● **SOURCE PASSAGE**
>>>>>

This is yet another example of the inability of the state to regulate and enforce. 
It's the same in almost every other area where the state interacts with the private sector. The solution is proper regulation, not more ineffective regulation or inefficient state provision. 
The state needs to do its job properly.


----------



## Betsy Og (29 May 2013)

Latrade said:


> Couldn't happen due to restrictions on filming children, plus how can it be guaranteed that only I will be able to view my child when rooms are shared with other children.


 
Maybe if all agree to it (or maybe its just OAP). I'm no expert on the subject - but this paranoia about children in photos and video - presumably if the kids are not in a state of undress then is it really of interest to paedophiles??? I'm the father of 2 young boys but isnt the main thing keeping them in safe environments, giving no opportunity to those of ill intent, rather than putting a sharia style cloak over them??


----------



## Latrade (29 May 2013)

liaconn said:


> I don't think that's fair. The voiceover stressed on several occasions throughout the programme that their journalist had seen plenty of good practice and excellent care. They also made it clear that they selected creches that had already been the subject of complaints. I thought it was as balanced as it could be, given how emotive the subject matter was.


 
It's hard to find balance with such a subject, and I'm not defending the company's involved (as I said three years ago I refused to send my child to those companies). However, I disgaree as I felt it played on the emotive subject in a very tabloid manner rather than a proper journalistic manner. 

Even just the text information it provided next to little cute baby faces, reconstructions of parents leaving happy children into the creche before another example of abuse shatters the happy, touching moment, or children wandering lonely down the road (all that was missing was the end theme to the Incredible Hulk). It was awful, awful tabloid journalism, which if it were a satire like The Day Today would have been a slick well put together take down of TV investigative journalism. Instead it deliberately played (and in my opinion preyed) on parents fears and concerns.

All we saw was the journalist challenging or questioning the staff involved. Did any other staff? We don't know, we assume they were happy or accepted this because it was never mentioned. We have no idea of timescale, was this over one day, a couple of days or systematic and daily? 

That kind of context makes a difference. But, it got viewers and it's got people talking a thousands of parents across the land distressed, so it achieved its goal (and ad revenue) I guess. 

The problem for me is much of the issues of most concern probably wouldn't have been nor will be picked up in any inspection or audit, so I can't really blame the HSE as all inspections present a snapshot and behaviour will be massively different when an inpsector is around. 

However, maybe one positive to come from this is that parents will be much more picky and selective about where they send their kids and really research places. There weren't that many surprises in the programme for me as there have been many concerned stories and opinions given on internet forums for years about those companies. Why parents still chose to send their children there is completely beyond me. I may chose to ignore some bad reviews on Trip Advisor when picking a hotel, but not for a creche I'm going to spend the best part of €1000 per month to have my child spend all day in.

<<<<<

● **LISTED ENTRIES**
>>>>>

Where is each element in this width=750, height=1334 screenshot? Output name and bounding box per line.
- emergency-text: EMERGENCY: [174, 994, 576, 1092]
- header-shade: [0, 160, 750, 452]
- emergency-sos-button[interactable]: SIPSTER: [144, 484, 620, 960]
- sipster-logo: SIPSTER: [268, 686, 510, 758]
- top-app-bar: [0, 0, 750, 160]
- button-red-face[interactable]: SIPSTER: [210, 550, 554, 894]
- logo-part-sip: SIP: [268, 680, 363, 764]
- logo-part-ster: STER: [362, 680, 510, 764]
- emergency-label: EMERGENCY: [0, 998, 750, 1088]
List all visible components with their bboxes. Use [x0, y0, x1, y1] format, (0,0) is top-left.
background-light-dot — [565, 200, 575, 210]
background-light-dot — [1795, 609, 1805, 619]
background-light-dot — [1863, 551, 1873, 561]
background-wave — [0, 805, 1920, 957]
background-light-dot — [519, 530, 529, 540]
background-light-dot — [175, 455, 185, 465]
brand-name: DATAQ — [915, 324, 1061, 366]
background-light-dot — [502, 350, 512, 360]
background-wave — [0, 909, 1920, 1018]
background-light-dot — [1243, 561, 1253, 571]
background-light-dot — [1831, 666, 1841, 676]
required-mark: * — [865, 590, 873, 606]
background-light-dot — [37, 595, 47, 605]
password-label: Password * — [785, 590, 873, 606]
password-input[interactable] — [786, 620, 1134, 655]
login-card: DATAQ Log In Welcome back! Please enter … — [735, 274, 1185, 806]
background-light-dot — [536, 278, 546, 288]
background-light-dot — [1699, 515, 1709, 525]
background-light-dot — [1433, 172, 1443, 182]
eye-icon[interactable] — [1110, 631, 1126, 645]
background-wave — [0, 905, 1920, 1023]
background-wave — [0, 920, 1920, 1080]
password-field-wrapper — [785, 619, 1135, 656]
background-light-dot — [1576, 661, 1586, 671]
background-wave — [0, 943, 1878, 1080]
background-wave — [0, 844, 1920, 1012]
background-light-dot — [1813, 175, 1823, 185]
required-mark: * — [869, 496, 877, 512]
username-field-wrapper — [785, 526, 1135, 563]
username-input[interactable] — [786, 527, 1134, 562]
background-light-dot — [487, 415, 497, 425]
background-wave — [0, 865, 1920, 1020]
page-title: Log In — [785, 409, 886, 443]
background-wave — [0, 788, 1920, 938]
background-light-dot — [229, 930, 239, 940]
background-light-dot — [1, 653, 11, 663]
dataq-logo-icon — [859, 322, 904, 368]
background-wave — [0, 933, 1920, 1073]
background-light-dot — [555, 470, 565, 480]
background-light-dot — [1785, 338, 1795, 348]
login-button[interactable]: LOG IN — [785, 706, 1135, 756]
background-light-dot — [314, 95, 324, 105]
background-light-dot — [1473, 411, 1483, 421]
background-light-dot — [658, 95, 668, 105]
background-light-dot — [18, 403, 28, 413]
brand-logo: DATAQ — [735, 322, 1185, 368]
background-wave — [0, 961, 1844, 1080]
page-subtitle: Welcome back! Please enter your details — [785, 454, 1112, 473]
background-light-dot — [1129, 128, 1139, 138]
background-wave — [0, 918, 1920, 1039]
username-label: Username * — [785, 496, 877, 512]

<<<<<

● **WRITTEN INSTRUCTION A**
In the forum thread, roughly how much does Latrade say a creche would cost per month?
● **WRITTEN INSTRUCTION B**
Rewrite the paragraph of the forum thread that begins "However, maybe one positive" more briefly, keeping its main facts.
● **WRITTEN INSTRUCTION C**
Please write out the part of the forum thread that begins at the words "## Latrade (29" and stops after the words "proper journalistic manner.".
The items are separate material, unrelated to the forum thread.

● **TASK RESPONSE A**
The best part of €1000 per month.

● **TASK RESPONSE B**
Latrade hopes the programme will make parents more selective and lead them to research creches properly. The programme held few surprises for Latrade, since internet forums have carried concerns about those companies for years, and Latrade cannot see why parents still chose them. A bad Trip Advisor review might be ignored when picking a hotel, but not for a creche costing nearly €1000 a month.

● **TASK RESPONSE C**
## Latrade (29 May 2013)

liaconn said:


> I don't think that's fair. The voiceover stressed on several occasions throughout the programme that their journalist had seen plenty of good practice and excellent care. They also made it clear that they selected creches that had already been the subject of complaints. I thought it was as balanced as it could be, given how emotive the subject matter was.


 
It's hard to find balance with such a subject, and I'm not defending the company's involved (as I said three years ago I refused to send my child to those companies). However, I disgaree as I felt it played on the emotive subject in a very tabloid manner rather than a proper journalistic manner.